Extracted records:
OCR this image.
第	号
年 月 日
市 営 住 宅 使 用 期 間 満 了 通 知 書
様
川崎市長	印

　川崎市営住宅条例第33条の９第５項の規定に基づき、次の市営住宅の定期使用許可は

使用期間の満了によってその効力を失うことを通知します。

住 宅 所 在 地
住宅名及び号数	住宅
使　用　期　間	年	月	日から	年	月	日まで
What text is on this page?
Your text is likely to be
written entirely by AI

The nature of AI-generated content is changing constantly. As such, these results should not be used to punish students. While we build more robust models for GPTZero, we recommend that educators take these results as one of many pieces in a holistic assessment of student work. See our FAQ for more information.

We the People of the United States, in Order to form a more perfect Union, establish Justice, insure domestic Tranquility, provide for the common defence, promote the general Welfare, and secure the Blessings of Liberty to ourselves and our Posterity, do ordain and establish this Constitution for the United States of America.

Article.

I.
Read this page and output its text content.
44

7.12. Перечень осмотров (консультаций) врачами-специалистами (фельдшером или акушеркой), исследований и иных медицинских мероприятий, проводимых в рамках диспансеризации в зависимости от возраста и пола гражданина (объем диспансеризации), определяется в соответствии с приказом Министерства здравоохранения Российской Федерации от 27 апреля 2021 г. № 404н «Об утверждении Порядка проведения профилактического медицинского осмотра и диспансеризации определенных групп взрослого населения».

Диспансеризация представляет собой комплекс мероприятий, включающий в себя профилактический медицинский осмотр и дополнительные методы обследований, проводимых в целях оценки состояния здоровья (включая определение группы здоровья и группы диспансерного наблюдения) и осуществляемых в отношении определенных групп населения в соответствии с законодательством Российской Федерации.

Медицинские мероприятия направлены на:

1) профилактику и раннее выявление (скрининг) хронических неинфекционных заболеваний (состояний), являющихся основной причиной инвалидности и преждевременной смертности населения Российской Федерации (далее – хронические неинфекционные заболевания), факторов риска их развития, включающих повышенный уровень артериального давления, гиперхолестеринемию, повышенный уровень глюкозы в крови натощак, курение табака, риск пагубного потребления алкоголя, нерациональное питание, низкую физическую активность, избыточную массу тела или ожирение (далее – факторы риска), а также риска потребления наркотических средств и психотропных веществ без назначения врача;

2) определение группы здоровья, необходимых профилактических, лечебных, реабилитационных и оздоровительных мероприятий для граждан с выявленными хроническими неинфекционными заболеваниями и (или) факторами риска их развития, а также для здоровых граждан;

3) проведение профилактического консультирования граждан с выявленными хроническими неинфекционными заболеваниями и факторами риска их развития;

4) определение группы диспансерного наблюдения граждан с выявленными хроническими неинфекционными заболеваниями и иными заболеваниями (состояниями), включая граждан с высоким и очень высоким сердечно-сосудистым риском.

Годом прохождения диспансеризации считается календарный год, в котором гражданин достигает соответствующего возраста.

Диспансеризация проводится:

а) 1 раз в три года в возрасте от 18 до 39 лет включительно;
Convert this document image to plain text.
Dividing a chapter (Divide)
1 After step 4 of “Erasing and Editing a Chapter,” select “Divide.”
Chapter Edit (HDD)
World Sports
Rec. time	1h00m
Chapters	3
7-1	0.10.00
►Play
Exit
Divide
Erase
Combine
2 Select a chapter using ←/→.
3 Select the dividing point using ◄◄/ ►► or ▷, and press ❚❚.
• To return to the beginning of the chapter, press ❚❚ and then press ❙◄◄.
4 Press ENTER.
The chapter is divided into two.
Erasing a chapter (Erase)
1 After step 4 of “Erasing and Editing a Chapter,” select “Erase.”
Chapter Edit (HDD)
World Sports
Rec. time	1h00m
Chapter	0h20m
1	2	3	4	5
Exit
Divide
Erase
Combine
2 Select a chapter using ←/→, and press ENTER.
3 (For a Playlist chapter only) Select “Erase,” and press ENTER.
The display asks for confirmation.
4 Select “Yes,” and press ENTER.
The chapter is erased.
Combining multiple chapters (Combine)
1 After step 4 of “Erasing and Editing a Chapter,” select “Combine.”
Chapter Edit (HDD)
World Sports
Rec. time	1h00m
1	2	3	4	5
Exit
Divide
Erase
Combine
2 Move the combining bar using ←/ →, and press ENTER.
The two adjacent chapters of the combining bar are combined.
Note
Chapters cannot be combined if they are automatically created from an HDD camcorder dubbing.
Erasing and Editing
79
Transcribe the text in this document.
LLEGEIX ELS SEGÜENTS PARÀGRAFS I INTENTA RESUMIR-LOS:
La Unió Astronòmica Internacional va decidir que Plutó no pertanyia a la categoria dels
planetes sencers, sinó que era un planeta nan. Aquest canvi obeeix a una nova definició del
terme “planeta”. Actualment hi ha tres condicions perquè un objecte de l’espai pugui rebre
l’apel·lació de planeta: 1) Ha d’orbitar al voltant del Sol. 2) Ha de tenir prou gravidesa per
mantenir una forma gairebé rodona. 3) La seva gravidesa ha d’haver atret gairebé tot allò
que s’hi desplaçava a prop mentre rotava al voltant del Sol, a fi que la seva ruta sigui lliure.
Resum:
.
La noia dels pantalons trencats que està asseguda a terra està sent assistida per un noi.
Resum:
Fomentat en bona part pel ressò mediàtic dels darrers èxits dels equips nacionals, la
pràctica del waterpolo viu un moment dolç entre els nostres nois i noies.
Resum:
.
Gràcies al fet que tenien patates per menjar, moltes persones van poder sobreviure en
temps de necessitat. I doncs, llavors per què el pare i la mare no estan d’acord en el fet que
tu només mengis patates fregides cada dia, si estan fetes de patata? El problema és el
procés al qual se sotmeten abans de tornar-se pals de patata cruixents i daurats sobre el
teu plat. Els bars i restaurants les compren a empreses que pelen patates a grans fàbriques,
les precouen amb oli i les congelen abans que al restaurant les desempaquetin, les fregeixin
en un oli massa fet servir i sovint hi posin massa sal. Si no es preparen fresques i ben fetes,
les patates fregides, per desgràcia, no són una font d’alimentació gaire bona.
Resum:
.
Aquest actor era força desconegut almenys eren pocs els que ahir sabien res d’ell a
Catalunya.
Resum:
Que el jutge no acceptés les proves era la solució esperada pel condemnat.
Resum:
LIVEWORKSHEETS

> _WHAT YOU SHOULD DO_
Output the listing above exactly as it appears.

> _FINAL RESULT_
OCR this image.
第	号
年 月 日
市 営 住 宅 使 用 期 間 満 了 通 知 書
様
川崎市長	印

　川崎市営住宅条例第33条の９第５項の規定に基づき、次の市営住宅の定期使用許可は

使用期間の満了によってその効力を失うことを通知します。

住 宅 所 在 地
住宅名及び号数	住宅
使　用　期　間	年	月	日から	年	月	日まで
What text is on this page?
Your text is likely to be
written entirely by AI

The nature of AI-generated content is changing constantly. As such, these results should not be used to punish students. While we build more robust models for GPTZero, we recommend that educators take these results as one of many pieces in a holistic assessment of student work. See our FAQ for more information.

We the People of the United States, in Order to form a more perfect Union, establish Justice, insure domestic Tranquility, provide for the common defence, promote the general Welfare, and secure the Blessings of Liberty to ourselves and our Posterity, do ordain and establish this Constitution for the United States of America.

Article.

I.
Read this page and output its text content.
44

7.12. Перечень осмотров (консультаций) врачами-специалистами (фельдшером или акушеркой), исследований и иных медицинских мероприятий, проводимых в рамках диспансеризации в зависимости от возраста и пола гражданина (объем диспансеризации), определяется в соответствии с приказом Министерства здравоохранения Российской Федерации от 27 апреля 2021 г. № 404н «Об утверждении Порядка проведения профилактического медицинского осмотра и диспансеризации определенных групп взрослого населения».

Диспансеризация представляет собой комплекс мероприятий, включающий в себя профилактический медицинский осмотр и дополнительные методы обследований, проводимых в целях оценки состояния здоровья (включая определение группы здоровья и группы диспансерного наблюдения) и осуществляемых в отношении определенных групп населения в соответствии с законодательством Российской Федерации.

Медицинские мероприятия направлены на:

1) профилактику и раннее выявление (скрининг) хронических неинфекционных заболеваний (состояний), являющихся основной причиной инвалидности и преждевременной смертности населения Российской Федерации (далее – хронические неинфекционные заболевания), факторов риска их развития, включающих повышенный уровень артериального давления, гиперхолестеринемию, повышенный уровень глюкозы в крови натощак, курение табака, риск пагубного потребления алкоголя, нерациональное питание, низкую физическую активность, избыточную массу тела или ожирение (далее – факторы риска), а также риска потребления наркотических средств и психотропных веществ без назначения врача;

2) определение группы здоровья, необходимых профилактических, лечебных, реабилитационных и оздоровительных мероприятий для граждан с выявленными хроническими неинфекционными заболеваниями и (или) факторами риска их развития, а также для здоровых граждан;

3) проведение профилактического консультирования граждан с выявленными хроническими неинфекционными заболеваниями и факторами риска их развития;

4) определение группы диспансерного наблюдения граждан с выявленными хроническими неинфекционными заболеваниями и иными заболеваниями (состояниями), включая граждан с высоким и очень высоким сердечно-сосудистым риском.

Годом прохождения диспансеризации считается календарный год, в котором гражданин достигает соответствующего возраста.

Диспансеризация проводится:

а) 1 раз в три года в возрасте от 18 до 39 лет включительно;
Convert this document image to plain text.
Dividing a chapter (Divide)
1 After step 4 of “Erasing and Editing a Chapter,” select “Divide.”
Chapter Edit (HDD)
World Sports
Rec. time	1h00m
Chapters	3
7-1	0.10.00
►Play
Exit
Divide
Erase
Combine
2 Select a chapter using ←/→.
3 Select the dividing point using ◄◄/ ►► or ▷, and press ❚❚.
• To return to the beginning of the chapter, press ❚❚ and then press ❙◄◄.
4 Press ENTER.
The chapter is divided into two.
Erasing a chapter (Erase)
1 After step 4 of “Erasing and Editing a Chapter,” select “Erase.”
Chapter Edit (HDD)
World Sports
Rec. time	1h00m
Chapter	0h20m
1	2	3	4	5
Exit
Divide
Erase
Combine
2 Select a chapter using ←/→, and press ENTER.
3 (For a Playlist chapter only) Select “Erase,” and press ENTER.
The display asks for confirmation.
4 Select “Yes,” and press ENTER.
The chapter is erased.
Combining multiple chapters (Combine)
1 After step 4 of “Erasing and Editing a Chapter,” select “Combine.”
Chapter Edit (HDD)
World Sports
Rec. time	1h00m
1	2	3	4	5
Exit
Divide
Erase
Combine
2 Move the combining bar using ←/ →, and press ENTER.
The two adjacent chapters of the combining bar are combined.
Note
Chapters cannot be combined if they are automatically created from an HDD camcorder dubbing.
Erasing and Editing
79
Transcribe the text in this document.
LLEGEIX ELS SEGÜENTS PARÀGRAFS I INTENTA RESUMIR-LOS:
La Unió Astronòmica Internacional va decidir que Plutó no pertanyia a la categoria dels
planetes sencers, sinó que era un planeta nan. Aquest canvi obeeix a una nova definició del
terme “planeta”. Actualment hi ha tres condicions perquè un objecte de l’espai pugui rebre
l’apel·lació de planeta: 1) Ha d’orbitar al voltant del Sol. 2) Ha de tenir prou gravidesa per
mantenir una forma gairebé rodona. 3) La seva gravidesa ha d’haver atret gairebé tot allò
que s’hi desplaçava a prop mentre rotava al voltant del Sol, a fi que la seva ruta sigui lliure.
Resum:
.
La noia dels pantalons trencats que està asseguda a terra està sent assistida per un noi.
Resum:
Fomentat en bona part pel ressò mediàtic dels darrers èxits dels equips nacionals, la
pràctica del waterpolo viu un moment dolç entre els nostres nois i noies.
Resum:
.
Gràcies al fet que tenien patates per menjar, moltes persones van poder sobreviure en
temps de necessitat. I doncs, llavors per què el pare i la mare no estan d’acord en el fet que
tu només mengis patates fregides cada dia, si estan fetes de patata? El problema és el
procés al qual se sotmeten abans de tornar-se pals de patata cruixents i daurats sobre el
teu plat. Els bars i restaurants les compren a empreses que pelen patates a grans fàbriques,
les precouen amb oli i les congelen abans que al restaurant les desempaquetin, les fregeixin
en un oli massa fet servir i sovint hi posin massa sal. Si no es preparen fresques i ben fetes,
les patates fregides, per desgràcia, no són una font d’alimentació gaire bona.
Resum:
.
Aquest actor era força desconegut almenys eren pocs els que ahir sabien res d’ell a
Catalunya.
Resum:
Que el jutge no acceptés les proves era la solució esperada pel condemnat.
Resum:
LIVEWORKSHEETS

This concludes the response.